### Material supplied
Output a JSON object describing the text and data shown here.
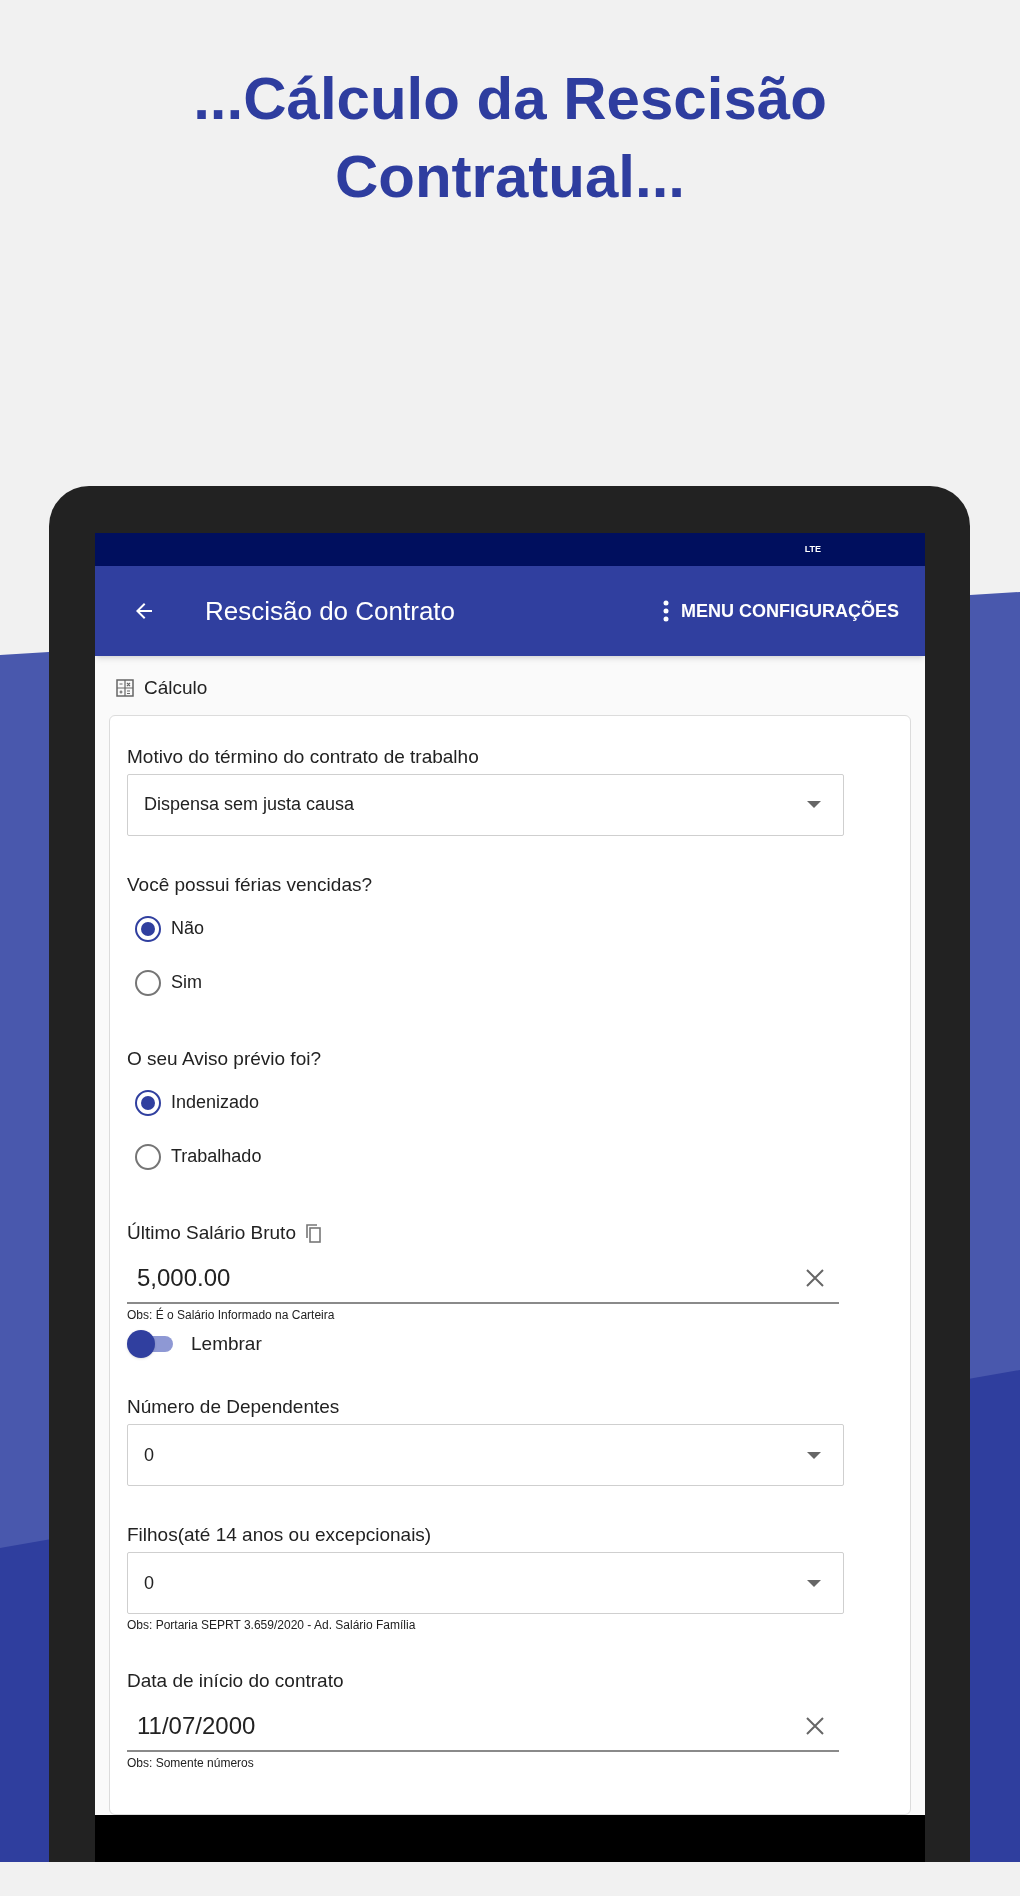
{
  "headline_lines": [
    "...Cálculo da Rescisão",
    "Contratual..."
  ],
  "status_bar": {
    "network": "LTE"
  },
  "app_bar": {
    "title": "Rescisão do Contrato",
    "menu_label": "MENU CONFIGURAÇÕES"
  },
  "section": {
    "title": "Cálculo"
  },
  "fields": [
    {
      "kind": "select",
      "label": "Motivo do término do contrato de trabalho",
      "value": "Dispensa sem justa causa"
    },
    {
      "kind": "radio",
      "label": "Você possui férias vencidas?",
      "options": [
        {
          "label": "Não",
          "selected": true
        },
        {
          "label": "Sim",
          "selected": false
        }
      ]
    },
    {
      "kind": "radio",
      "label": "O seu Aviso prévio foi?",
      "options": [
        {
          "label": "Indenizado",
          "selected": true
        },
        {
          "label": "Trabalhado",
          "selected": false
        }
      ]
    },
    {
      "kind": "text",
      "label": "Último Salário Bruto",
      "copy_icon": true,
      "value": "5,000.00",
      "hint": "Obs: É o Salário Informado na Carteira"
    },
    {
      "kind": "switch",
      "label": "Lembrar",
      "on": false
    },
    {
      "kind": "select",
      "label": "Número de Dependentes",
      "value": "0"
    },
    {
      "kind": "select",
      "label": "Filhos(até 14 anos ou excepcionais)",
      "value": "0",
      "hint": "Obs: Portaria SEPRT 3.659/2020 - Ad. Salário Família"
    },
    {
      "kind": "text",
      "label": "Data de início do contrato",
      "value": "11/07/2000",
      "hint": "Obs: Somente números"
    }
  ]
}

### Your instructions
From the records given above, reproduce all text exactly and exclude each picture.

### Problem solution
Output a JSON object describing the text and data shown here.
{
  "headline_lines": [
    "...Cálculo da Rescisão",
    "Contratual..."
  ],
  "status_bar": {
    "network": "LTE"
  },
  "app_bar": {
    "title": "Rescisão do Contrato",
    "menu_label": "MENU CONFIGURAÇÕES"
  },
  "section": {
    "title": "Cálculo"
  },
  "fields": [
    {
      "kind": "select",
      "label": "Motivo do término do contrato de trabalho",
      "value": "Dispensa sem justa causa"
    },
    {
      "kind": "radio",
      "label": "Você possui férias vencidas?",
      "options": [
        {
          "label": "Não",
          "selected": true
        },
        {
          "label": "Sim",
          "selected": false
        }
      ]
    },
    {
      "kind": "radio",
      "label": "O seu Aviso prévio foi?",
      "options": [
        {
          "label": "Indenizado",
          "selected": true
        },
        {
          "label": "Trabalhado",
          "selected": false
        }
      ]
    },
    {
      "kind": "text",
      "label": "Último Salário Bruto",
      "copy_icon": true,
      "value": "5,000.00",
      "hint": "Obs: É o Salário Informado na Carteira"
    },
    {
      "kind": "switch",
      "label": "Lembrar",
      "on": false
    },
    {
      "kind": "select",
      "label": "Número de Dependentes",
      "value": "0"
    },
    {
      "kind": "select",
      "label": "Filhos(até 14 anos ou excepcionais)",
      "value": "0",
      "hint": "Obs: Portaria SEPRT 3.659/2020 - Ad. Salário Família"
    },
    {
      "kind": "text",
      "label": "Data de início do contrato",
      "value": "11/07/2000",
      "hint": "Obs: Somente números"
    }
  ]
}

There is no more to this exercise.